(Source data)
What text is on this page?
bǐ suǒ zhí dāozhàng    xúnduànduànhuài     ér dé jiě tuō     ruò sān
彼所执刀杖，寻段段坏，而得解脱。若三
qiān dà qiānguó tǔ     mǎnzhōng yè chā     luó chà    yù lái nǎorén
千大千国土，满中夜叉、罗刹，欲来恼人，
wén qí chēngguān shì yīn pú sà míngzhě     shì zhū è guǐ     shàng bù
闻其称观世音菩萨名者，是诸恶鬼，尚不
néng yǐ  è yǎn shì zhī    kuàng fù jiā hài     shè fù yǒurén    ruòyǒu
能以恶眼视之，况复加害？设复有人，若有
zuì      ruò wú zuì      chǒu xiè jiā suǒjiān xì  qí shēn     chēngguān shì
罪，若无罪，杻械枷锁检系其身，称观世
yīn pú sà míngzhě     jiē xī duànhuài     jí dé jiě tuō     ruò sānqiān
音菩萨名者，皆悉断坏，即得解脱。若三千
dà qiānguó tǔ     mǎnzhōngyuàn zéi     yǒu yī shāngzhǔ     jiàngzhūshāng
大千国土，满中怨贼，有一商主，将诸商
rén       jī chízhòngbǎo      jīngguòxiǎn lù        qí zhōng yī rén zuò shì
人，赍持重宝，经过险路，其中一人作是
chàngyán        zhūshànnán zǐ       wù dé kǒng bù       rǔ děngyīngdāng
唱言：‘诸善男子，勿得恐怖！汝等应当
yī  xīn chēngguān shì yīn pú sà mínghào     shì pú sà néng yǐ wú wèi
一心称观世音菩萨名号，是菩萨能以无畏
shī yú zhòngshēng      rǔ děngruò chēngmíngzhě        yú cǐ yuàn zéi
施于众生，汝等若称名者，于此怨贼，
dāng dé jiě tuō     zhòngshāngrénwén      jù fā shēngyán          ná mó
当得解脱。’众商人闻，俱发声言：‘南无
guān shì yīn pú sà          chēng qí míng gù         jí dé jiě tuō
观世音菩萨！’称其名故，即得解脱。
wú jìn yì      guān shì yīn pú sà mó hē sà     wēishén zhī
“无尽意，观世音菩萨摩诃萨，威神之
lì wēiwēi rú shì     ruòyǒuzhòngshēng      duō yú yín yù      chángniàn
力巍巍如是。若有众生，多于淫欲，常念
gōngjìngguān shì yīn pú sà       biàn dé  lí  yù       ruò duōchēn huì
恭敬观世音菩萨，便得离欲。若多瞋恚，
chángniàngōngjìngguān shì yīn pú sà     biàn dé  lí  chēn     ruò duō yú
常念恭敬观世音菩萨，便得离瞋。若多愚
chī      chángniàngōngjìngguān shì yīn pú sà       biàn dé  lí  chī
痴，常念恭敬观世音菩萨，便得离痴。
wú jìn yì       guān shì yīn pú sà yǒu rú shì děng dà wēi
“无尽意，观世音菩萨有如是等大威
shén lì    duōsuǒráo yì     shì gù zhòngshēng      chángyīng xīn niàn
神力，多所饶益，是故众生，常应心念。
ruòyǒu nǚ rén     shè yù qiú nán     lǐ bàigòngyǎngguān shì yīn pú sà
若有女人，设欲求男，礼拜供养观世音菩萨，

[YOUR INSTRUCTIONS]
Extract every line containing the string "biàn" from the material.

[WRITTEN ANSWER]
gōngjìngguān shì yīn pú sà       biàn dé  lí  yù       ruò duōchēn huì
chángniàngōngjìngguān shì yīn pú sà     biàn dé  lí  chēn     ruò duō yú
chī      chángniàngōngjìngguān shì yīn pú sà       biàn dé  lí  chī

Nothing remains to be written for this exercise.